Dataset items:
"""

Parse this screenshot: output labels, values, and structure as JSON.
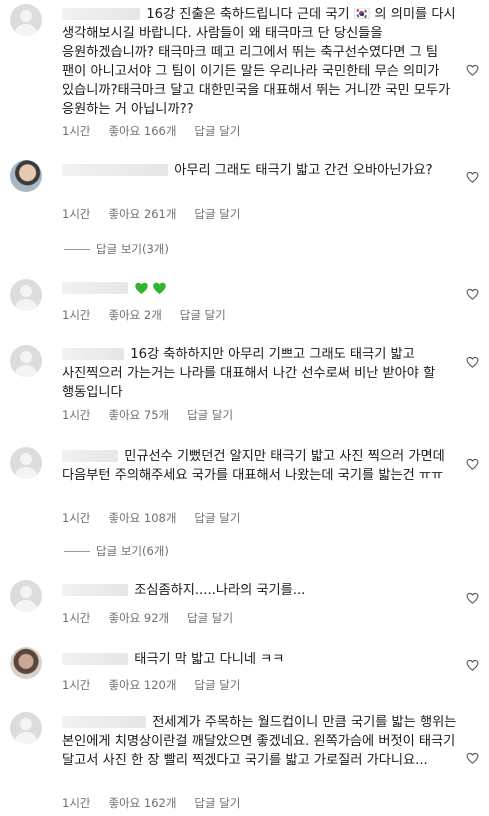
{
  "comments": [
    {
      "text": "16강 진출은 축하드립니다 근데 국기 🇰🇷 의 의미를 다시 생각해보시길 바랍니다. 사람들이 왜 태극마크 단 당신들을 응원하겠습니까? 태극마크 떼고 리그에서 뛰는 축구선수였다면 그 팀 팬이 아니고서야 그 팀이 이기든 말든 우리나라 국민한테 무슨 의미가 있습니까?태극마크 달고 대한민국을 대표해서 뛰는 거니깐 국민 모두가 응원하는 거 아닙니까??",
      "time": "1시간",
      "likes": "좋아요 166개",
      "reply": "답글 달기"
    },
    {
      "text": "아무리 그래도 태극기 밟고 간건 오바아닌가요?",
      "time": "1시간",
      "likes": "좋아요 261개",
      "reply": "답글 달기",
      "view_replies": "답글 보기(3개)"
    },
    {
      "text": "",
      "time": "1시간",
      "likes": "좋아요 2개",
      "reply": "답글 달기"
    },
    {
      "text": "16강 축하하지만 아무리 기쁘고 그래도 태극기 밟고 사진찍으러 가는거는 나라를 대표해서 나간 선수로써 비난 받아야 할 행동입니다",
      "time": "1시간",
      "likes": "좋아요 75개",
      "reply": "답글 달기"
    },
    {
      "text": "민규선수 기뻤던건 알지만 태극기 밟고 사진 찍으러 가면데 다음부턴 주의해주세요 국가를 대표해서 나왔는데 국기를 밟는건 ㅠㅠ",
      "time": "1시간",
      "likes": "좋아요 108개",
      "reply": "답글 달기",
      "view_replies": "답글 보기(6개)"
    },
    {
      "text": "조심좀하지.....나라의 국기를...",
      "time": "1시간",
      "likes": "좋아요 92개",
      "reply": "답글 달기"
    },
    {
      "text": "태극기 막 밟고 다니네 ㅋㅋ",
      "time": "1시간",
      "likes": "좋아요 120개",
      "reply": "답글 달기"
    },
    {
      "text": "전세계가 주목하는 월드컵이니 만큼 국기를 밟는 행위는 본인에게 치명상이란걸 깨달았으면 좋겠네요. 왼쪽가슴에 버젓이 태극기 달고서 사진 한 장 빨리 찍겠다고 국기를 밟고 가로질러 가다니요...",
      "time": "1시간",
      "likes": "좋아요 162개",
      "reply": "답글 달기"
    }
  ],
  "icons": {
    "like": "heart-outline-icon",
    "green_hearts": "green-heart-icon",
    "heart_color": "#2fb52f"
  }
}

"""

WHAT IS NEEDED:
All lines in the data that contain the word "likes" should be copied.

RESPONSE BELOW:
      "likes": "좋아요 166개",
      "likes": "좋아요 261개",
      "likes": "좋아요 2개",
      "likes": "좋아요 75개",
      "likes": "좋아요 108개",
      "likes": "좋아요 92개",
      "likes": "좋아요 120개",
      "likes": "좋아요 162개",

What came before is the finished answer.